### AIM
Convert the lines into a numbered list with blank lines omitted, starting at the first line of the records and ending after the line that has "code-text: CheckHook(: [212, 1212, 282, 1224]".
═════ PROVIDED ENTRIES
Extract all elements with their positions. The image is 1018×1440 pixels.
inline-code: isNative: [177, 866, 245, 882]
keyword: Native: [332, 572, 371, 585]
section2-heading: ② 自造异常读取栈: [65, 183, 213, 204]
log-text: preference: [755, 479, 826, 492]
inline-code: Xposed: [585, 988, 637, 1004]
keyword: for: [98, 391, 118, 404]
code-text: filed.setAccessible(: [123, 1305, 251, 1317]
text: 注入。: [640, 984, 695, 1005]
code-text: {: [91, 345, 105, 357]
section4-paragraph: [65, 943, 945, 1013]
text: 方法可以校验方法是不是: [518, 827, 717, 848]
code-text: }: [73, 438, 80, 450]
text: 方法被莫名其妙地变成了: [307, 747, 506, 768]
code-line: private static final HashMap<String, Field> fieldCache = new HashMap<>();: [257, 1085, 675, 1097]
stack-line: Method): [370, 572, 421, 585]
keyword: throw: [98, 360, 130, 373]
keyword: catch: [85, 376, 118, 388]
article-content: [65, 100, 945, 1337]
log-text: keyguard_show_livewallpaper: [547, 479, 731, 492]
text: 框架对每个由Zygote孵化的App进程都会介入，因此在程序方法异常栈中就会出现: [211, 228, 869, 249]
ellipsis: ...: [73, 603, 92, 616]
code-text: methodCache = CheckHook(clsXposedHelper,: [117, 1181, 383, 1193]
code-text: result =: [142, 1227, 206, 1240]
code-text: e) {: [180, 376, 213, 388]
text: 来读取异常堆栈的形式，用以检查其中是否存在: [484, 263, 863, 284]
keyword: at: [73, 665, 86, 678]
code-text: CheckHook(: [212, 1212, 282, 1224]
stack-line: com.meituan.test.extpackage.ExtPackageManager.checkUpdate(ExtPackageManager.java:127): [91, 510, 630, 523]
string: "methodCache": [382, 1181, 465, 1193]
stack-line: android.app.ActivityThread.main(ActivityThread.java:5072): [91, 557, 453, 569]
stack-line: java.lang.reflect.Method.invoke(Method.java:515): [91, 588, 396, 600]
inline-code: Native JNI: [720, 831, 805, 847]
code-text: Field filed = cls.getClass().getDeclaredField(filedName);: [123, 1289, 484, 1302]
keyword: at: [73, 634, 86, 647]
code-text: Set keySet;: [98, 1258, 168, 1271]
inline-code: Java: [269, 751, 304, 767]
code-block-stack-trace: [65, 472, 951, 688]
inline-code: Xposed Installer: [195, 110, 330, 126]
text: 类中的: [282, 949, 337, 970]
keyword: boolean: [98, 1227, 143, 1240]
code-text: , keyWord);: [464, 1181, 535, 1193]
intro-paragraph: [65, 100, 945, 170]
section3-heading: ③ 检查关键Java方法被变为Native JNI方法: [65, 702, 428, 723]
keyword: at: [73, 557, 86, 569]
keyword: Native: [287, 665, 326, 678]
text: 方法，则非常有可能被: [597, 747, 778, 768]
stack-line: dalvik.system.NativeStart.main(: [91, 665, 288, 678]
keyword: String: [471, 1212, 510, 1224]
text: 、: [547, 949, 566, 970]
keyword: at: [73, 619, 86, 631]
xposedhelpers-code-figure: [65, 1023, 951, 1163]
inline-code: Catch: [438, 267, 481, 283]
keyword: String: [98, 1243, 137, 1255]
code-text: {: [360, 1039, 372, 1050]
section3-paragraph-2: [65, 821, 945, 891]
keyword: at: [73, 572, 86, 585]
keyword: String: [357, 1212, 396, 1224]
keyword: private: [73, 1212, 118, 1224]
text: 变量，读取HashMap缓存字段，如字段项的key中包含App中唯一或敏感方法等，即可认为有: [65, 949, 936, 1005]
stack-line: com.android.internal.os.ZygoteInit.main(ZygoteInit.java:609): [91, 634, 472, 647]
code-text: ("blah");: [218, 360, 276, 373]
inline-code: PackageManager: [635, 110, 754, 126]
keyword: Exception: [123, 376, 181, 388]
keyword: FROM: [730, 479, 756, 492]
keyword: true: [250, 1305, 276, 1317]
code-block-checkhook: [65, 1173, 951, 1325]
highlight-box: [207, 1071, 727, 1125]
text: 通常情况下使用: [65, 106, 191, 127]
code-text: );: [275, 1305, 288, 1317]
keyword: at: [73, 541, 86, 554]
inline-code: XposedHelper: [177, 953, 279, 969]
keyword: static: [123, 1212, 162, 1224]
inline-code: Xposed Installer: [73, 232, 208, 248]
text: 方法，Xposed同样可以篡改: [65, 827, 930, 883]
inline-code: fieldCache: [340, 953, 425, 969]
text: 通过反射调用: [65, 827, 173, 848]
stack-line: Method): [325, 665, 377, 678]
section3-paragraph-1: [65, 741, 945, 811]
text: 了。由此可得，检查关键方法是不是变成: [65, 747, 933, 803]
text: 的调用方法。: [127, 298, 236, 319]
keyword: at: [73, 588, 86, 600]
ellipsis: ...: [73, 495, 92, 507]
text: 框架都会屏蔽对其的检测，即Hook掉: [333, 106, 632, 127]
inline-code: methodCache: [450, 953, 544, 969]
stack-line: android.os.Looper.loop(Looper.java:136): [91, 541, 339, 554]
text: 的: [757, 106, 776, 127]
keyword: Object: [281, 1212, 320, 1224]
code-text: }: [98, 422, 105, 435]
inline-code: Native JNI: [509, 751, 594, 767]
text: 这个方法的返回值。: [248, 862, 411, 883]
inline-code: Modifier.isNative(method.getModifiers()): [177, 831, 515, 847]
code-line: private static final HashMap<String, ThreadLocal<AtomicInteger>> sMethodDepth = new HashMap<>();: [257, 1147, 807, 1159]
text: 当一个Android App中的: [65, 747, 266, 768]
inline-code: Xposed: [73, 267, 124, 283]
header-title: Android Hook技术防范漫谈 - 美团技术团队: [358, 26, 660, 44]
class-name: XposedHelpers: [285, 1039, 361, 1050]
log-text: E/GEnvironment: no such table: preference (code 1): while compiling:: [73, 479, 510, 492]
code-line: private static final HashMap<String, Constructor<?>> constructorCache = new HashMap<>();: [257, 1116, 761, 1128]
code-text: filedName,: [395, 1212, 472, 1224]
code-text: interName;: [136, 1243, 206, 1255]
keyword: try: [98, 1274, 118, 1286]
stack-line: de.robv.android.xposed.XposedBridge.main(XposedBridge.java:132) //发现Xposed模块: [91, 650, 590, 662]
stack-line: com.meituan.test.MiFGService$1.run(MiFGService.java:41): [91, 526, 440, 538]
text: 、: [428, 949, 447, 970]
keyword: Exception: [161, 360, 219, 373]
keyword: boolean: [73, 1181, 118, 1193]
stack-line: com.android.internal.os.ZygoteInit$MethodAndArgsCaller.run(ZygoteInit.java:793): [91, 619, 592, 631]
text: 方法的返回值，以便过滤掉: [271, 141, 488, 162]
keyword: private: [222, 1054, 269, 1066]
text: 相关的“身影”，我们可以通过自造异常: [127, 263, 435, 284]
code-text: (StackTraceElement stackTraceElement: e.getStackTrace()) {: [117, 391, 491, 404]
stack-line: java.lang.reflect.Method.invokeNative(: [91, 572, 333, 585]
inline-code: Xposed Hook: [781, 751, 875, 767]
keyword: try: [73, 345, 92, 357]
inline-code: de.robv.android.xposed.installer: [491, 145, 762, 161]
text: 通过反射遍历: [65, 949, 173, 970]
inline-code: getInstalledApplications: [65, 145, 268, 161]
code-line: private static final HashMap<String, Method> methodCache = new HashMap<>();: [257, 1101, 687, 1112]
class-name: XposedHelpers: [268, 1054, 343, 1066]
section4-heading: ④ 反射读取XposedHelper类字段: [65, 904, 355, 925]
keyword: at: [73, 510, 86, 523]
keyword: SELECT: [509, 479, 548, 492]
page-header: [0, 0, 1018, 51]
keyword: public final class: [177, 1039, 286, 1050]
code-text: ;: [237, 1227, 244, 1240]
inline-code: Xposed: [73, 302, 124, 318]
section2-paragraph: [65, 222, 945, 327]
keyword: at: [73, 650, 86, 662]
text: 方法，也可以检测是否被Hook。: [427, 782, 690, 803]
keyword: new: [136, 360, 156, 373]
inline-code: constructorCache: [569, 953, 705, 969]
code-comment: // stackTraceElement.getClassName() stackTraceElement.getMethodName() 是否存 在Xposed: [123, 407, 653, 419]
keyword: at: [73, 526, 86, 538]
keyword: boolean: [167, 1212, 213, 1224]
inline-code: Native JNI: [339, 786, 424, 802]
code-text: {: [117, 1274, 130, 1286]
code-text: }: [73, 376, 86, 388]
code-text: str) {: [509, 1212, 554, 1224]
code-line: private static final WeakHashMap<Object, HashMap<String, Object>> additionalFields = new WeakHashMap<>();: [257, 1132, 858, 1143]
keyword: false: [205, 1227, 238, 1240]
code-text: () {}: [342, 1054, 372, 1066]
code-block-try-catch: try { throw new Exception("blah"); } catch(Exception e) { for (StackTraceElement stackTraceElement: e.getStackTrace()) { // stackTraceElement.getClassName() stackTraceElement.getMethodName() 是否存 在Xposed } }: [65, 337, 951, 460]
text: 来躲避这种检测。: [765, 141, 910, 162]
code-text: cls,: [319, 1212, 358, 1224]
══════════
### PROBLEM SOLUTION
1. Extract all elements with their positions. The image is 1018×1440 pixels.
2. inline-code: isNative: [177, 866, 245, 882]
3. keyword: Native: [332, 572, 371, 585]
4. section2-heading: ② 自造异常读取栈: [65, 183, 213, 204]
5. log-text: preference: [755, 479, 826, 492]
6. inline-code: Xposed: [585, 988, 637, 1004]
7. keyword: for: [98, 391, 118, 404]
8. code-text: filed.setAccessible(: [123, 1305, 251, 1317]
9. text: 注入。: [640, 984, 695, 1005]
10. code-text: {: [91, 345, 105, 357]
11. section4-paragraph: [65, 943, 945, 1013]
12. text: 方法可以校验方法是不是: [518, 827, 717, 848]
13. code-text: }: [73, 438, 80, 450]
14. text: 方法被莫名其妙地变成了: [307, 747, 506, 768]
15. code-line: private static final HashMap<String, Field> fieldCache = new HashMap<>();: [257, 1085, 675, 1097]
16. stack-line: Method): [370, 572, 421, 585]
17. keyword: throw: [98, 360, 130, 373]
18. keyword: catch: [85, 376, 118, 388]
19. article-content: [65, 100, 945, 1337]
20. log-text: keyguard_show_livewallpaper: [547, 479, 731, 492]
21. text: 框架对每个由Zygote孵化的App进程都会介入，因此在程序方法异常栈中就会出现: [211, 228, 869, 249]
22. ellipsis: ...: [73, 603, 92, 616]
23. code-text: methodCache = CheckHook(clsXposedHelper,: [117, 1181, 383, 1193]
24. code-text: result =: [142, 1227, 206, 1240]
25. code-text: e) {: [180, 376, 213, 388]
26. text: 来读取异常堆栈的形式，用以检查其中是否存在: [484, 263, 863, 284]
27. keyword: at: [73, 665, 86, 678]
28. code-text: CheckHook(: [212, 1212, 282, 1224]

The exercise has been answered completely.